┌──

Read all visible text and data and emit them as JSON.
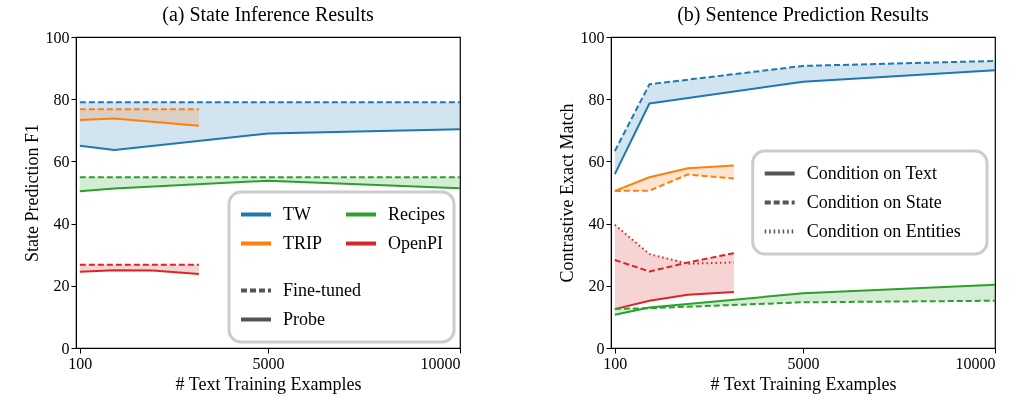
{
  "chart_data": [
    {
      "type": "line",
      "title": "(a) State Inference Results",
      "xlabel": "# Text Training Examples",
      "ylabel": "State Prediction F1",
      "xlim": [
        0,
        10000
      ],
      "xticks": [
        100,
        5000,
        10000
      ],
      "ylim": [
        0,
        100
      ],
      "yticks": [
        0,
        20,
        40,
        60,
        80,
        100
      ],
      "grid": false,
      "legend": "bottom right",
      "annotations": [
        "Fine-tuned",
        "Probe"
      ],
      "series": [
        {
          "name": "TW",
          "color": "#1f77b4",
          "line_style": "dashed",
          "x": [
            100,
            1000,
            5000,
            10000
          ],
          "values": [
            79,
            79,
            79,
            79
          ],
          "lower": [
            65,
            63.7,
            69,
            70.3
          ],
          "upper": [
            79,
            79,
            79,
            79
          ]
        },
        {
          "color": "#1f77b4",
          "line_style": "solid",
          "x": [
            100,
            1000,
            5000,
            10000
          ],
          "values": [
            65,
            63.7,
            69,
            70.3
          ]
        },
        {
          "name": "TRIP",
          "color": "#ff7f0e",
          "line_style": "dashed",
          "x": [
            100,
            1000,
            3200
          ],
          "values": [
            76.8,
            76.8,
            76.8
          ],
          "lower": [
            73.3,
            73.8,
            71.5
          ],
          "upper": [
            76.8,
            76.8,
            76.8
          ]
        },
        {
          "color": "#ff7f0e",
          "line_style": "solid",
          "x": [
            100,
            1000,
            3200
          ],
          "values": [
            73.3,
            73.8,
            71.5
          ]
        },
        {
          "name": "Recipes",
          "color": "#2ca02c",
          "line_style": "dashed",
          "x": [
            100,
            1000,
            5000,
            10000
          ],
          "values": [
            54.9,
            54.9,
            54.9,
            54.9
          ],
          "lower": [
            50.4,
            51.3,
            53.8,
            51.4
          ],
          "upper": [
            54.9,
            54.9,
            54.9,
            54.9
          ]
        },
        {
          "color": "#2ca02c",
          "line_style": "solid",
          "x": [
            100,
            1000,
            5000,
            10000
          ],
          "values": [
            50.4,
            51.3,
            53.8,
            51.4
          ]
        },
        {
          "name": "OpenPI",
          "color": "#d62728",
          "line_style": "dashed",
          "x": [
            100,
            1000,
            2000,
            3200
          ],
          "values": [
            26.8,
            26.8,
            26.8,
            26.8
          ],
          "lower": [
            24.5,
            25,
            24.9,
            23.8
          ],
          "upper": [
            26.8,
            26.8,
            26.8,
            26.8
          ]
        },
        {
          "color": "#d62728",
          "line_style": "solid",
          "x": [
            100,
            1000,
            2000,
            3200
          ],
          "values": [
            24.5,
            25,
            24.9,
            23.8
          ]
        }
      ]
    },
    {
      "type": "line",
      "title": "(b) Sentence Prediction Results",
      "xlabel": "# Text Training Examples",
      "ylabel": "Contrastive Exact Match",
      "xlim": [
        0,
        10000
      ],
      "xticks": [
        100,
        5000,
        10000
      ],
      "ylim": [
        0,
        100
      ],
      "yticks": [
        0,
        20,
        40,
        60,
        80,
        100
      ],
      "grid": false,
      "legend": "right",
      "annotations": [
        "Condition on Text",
        "Condition on State",
        "Condition on Entities"
      ],
      "series": [
        {
          "color": "#1f77b4",
          "line_style": "solid",
          "x": [
            100,
            1000,
            5000,
            10000
          ],
          "values": [
            55.9,
            78.6,
            85.6,
            89.3
          ],
          "lower": [
            55.9,
            78.6,
            85.6,
            89.3
          ],
          "upper": [
            63.3,
            84.8,
            90.7,
            92.3
          ]
        },
        {
          "color": "#1f77b4",
          "line_style": "dashed",
          "x": [
            100,
            1000,
            5000,
            10000
          ],
          "values": [
            63.3,
            84.8,
            90.7,
            92.3
          ]
        },
        {
          "color": "#ff7f0e",
          "line_style": "solid",
          "x": [
            100,
            1000,
            2000,
            3200
          ],
          "values": [
            50.5,
            54.9,
            57.8,
            58.7
          ],
          "lower": [
            50.5,
            50.6,
            55.8,
            54.5
          ],
          "upper": [
            50.5,
            54.9,
            57.8,
            58.7
          ]
        },
        {
          "color": "#ff7f0e",
          "line_style": "dashed",
          "x": [
            100,
            1000,
            2000,
            3200
          ],
          "values": [
            50.5,
            50.6,
            55.8,
            54.5
          ]
        },
        {
          "color": "#d62728",
          "line_style": "solid",
          "x": [
            100,
            1000,
            2000,
            3200
          ],
          "values": [
            12.5,
            15.2,
            17.1,
            18.0
          ],
          "lower": [
            12.5,
            15.2,
            17.1,
            18.0
          ],
          "upper": [
            39.6,
            30.2,
            27.5,
            30.5
          ]
        },
        {
          "color": "#d62728",
          "line_style": "dashed",
          "x": [
            100,
            1000,
            2000,
            3200
          ],
          "values": [
            28.3,
            24.6,
            27.5,
            30.5
          ]
        },
        {
          "color": "#d62728",
          "line_style": "dotted",
          "x": [
            100,
            1000,
            2000,
            3200
          ],
          "values": [
            39.6,
            30.2,
            27.1,
            27.5
          ]
        },
        {
          "color": "#2ca02c",
          "line_style": "solid",
          "x": [
            100,
            1000,
            5000,
            10000
          ],
          "values": [
            10.7,
            13.0,
            17.6,
            20.3
          ],
          "lower": [
            10.7,
            12.8,
            14.7,
            15.2
          ],
          "upper": [
            12.6,
            13.0,
            17.6,
            20.3
          ]
        },
        {
          "color": "#2ca02c",
          "line_style": "dashed",
          "x": [
            100,
            1000,
            5000,
            10000
          ],
          "values": [
            12.6,
            12.8,
            14.7,
            15.2
          ]
        }
      ]
    }
  ]
}
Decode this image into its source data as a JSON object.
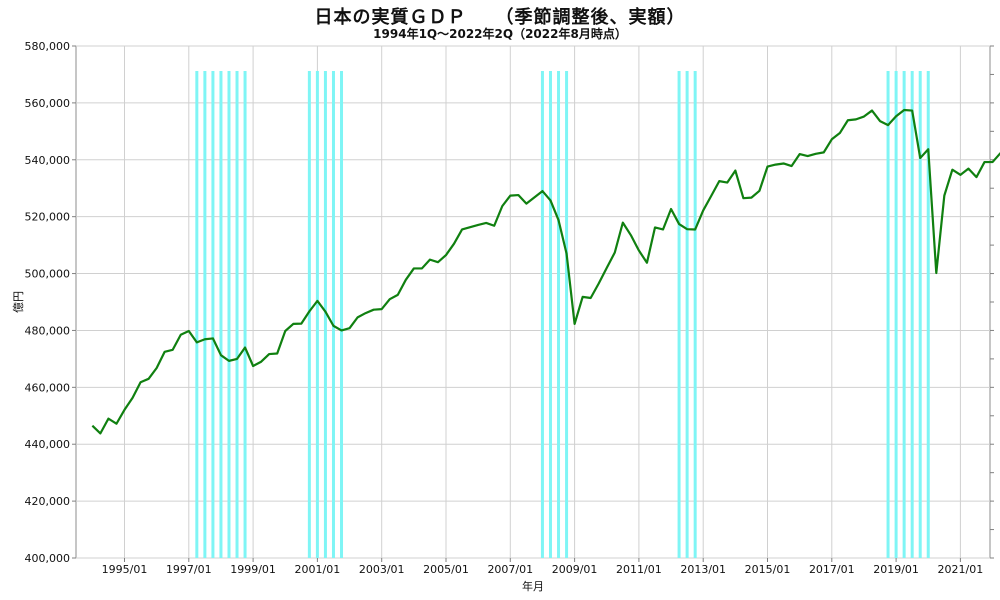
{
  "chart_data": {
    "type": "line",
    "title": "日本の実質ＧＤＰ　　（季節調整後、実額）",
    "subtitle": "1994年1Q～2022年2Q（2022年8月時点）",
    "xlabel": "年月",
    "ylabel": "億円",
    "ylim": [
      400000,
      580000
    ],
    "y_ticks": [
      400000,
      420000,
      440000,
      460000,
      480000,
      500000,
      520000,
      540000,
      560000,
      580000
    ],
    "y_tick_labels": [
      "400,000",
      "420,000",
      "440,000",
      "460,000",
      "480,000",
      "500,000",
      "520,000",
      "540,000",
      "560,000",
      "580,000"
    ],
    "x_tick_labels": [
      "1995/01",
      "1997/01",
      "1999/01",
      "2001/01",
      "2003/01",
      "2005/01",
      "2007/01",
      "2009/01",
      "2011/01",
      "2013/01",
      "2015/01",
      "2017/01",
      "2019/01",
      "2021/01"
    ],
    "grid": true,
    "colors": {
      "line": "#108010",
      "recession": "#7ff5f5",
      "grid": "#d0d0d0",
      "axis": "#808080"
    },
    "start": "1994Q1",
    "recession_quarters": [
      "1997Q2",
      "1997Q3",
      "1997Q4",
      "1998Q1",
      "1998Q2",
      "1998Q3",
      "1998Q4",
      "2000Q4",
      "2001Q1",
      "2001Q2",
      "2001Q3",
      "2001Q4",
      "2008Q1",
      "2008Q2",
      "2008Q3",
      "2008Q4",
      "2012Q2",
      "2012Q3",
      "2012Q4",
      "2018Q4",
      "2019Q1",
      "2019Q2",
      "2019Q3",
      "2019Q4",
      "2020Q1"
    ],
    "series": [
      {
        "values": [
          446500,
          443800,
          449000,
          447200,
          452100,
          456300,
          461800,
          463000,
          466800,
          472500,
          473200,
          478500,
          479800,
          475800,
          476900,
          477200,
          471300,
          469300,
          470000,
          474000,
          467500,
          469000,
          471700,
          471900,
          479800,
          482300,
          482400,
          486700,
          490400,
          486600,
          481600,
          480000,
          480800,
          484600,
          486100,
          487300,
          487500,
          491000,
          492500,
          497800,
          501800,
          501800,
          504900,
          504000,
          506500,
          510500,
          515500,
          516300,
          517100,
          517800,
          516800,
          523700,
          527400,
          527600,
          524600,
          526800,
          529000,
          525700,
          518800,
          507000,
          482300,
          491800,
          491400,
          496500,
          502000,
          507400,
          517900,
          513500,
          508100,
          503800,
          516200,
          515500,
          522700,
          517400,
          515600,
          515500,
          522200,
          527300,
          532500,
          532000,
          536200,
          526500,
          526700,
          529100,
          537600,
          538300,
          538700,
          537800,
          542000,
          541300,
          542100,
          542600,
          547200,
          549400,
          553900,
          554200,
          555200,
          557300,
          553600,
          552200,
          555300,
          557500,
          557300,
          540600,
          543700,
          500200,
          527400,
          536500,
          534700,
          536900,
          533900,
          539200,
          539200,
          542400
        ]
      }
    ]
  }
}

└──

Reply with nothing except the number of lines in the listing above that include "Results".

2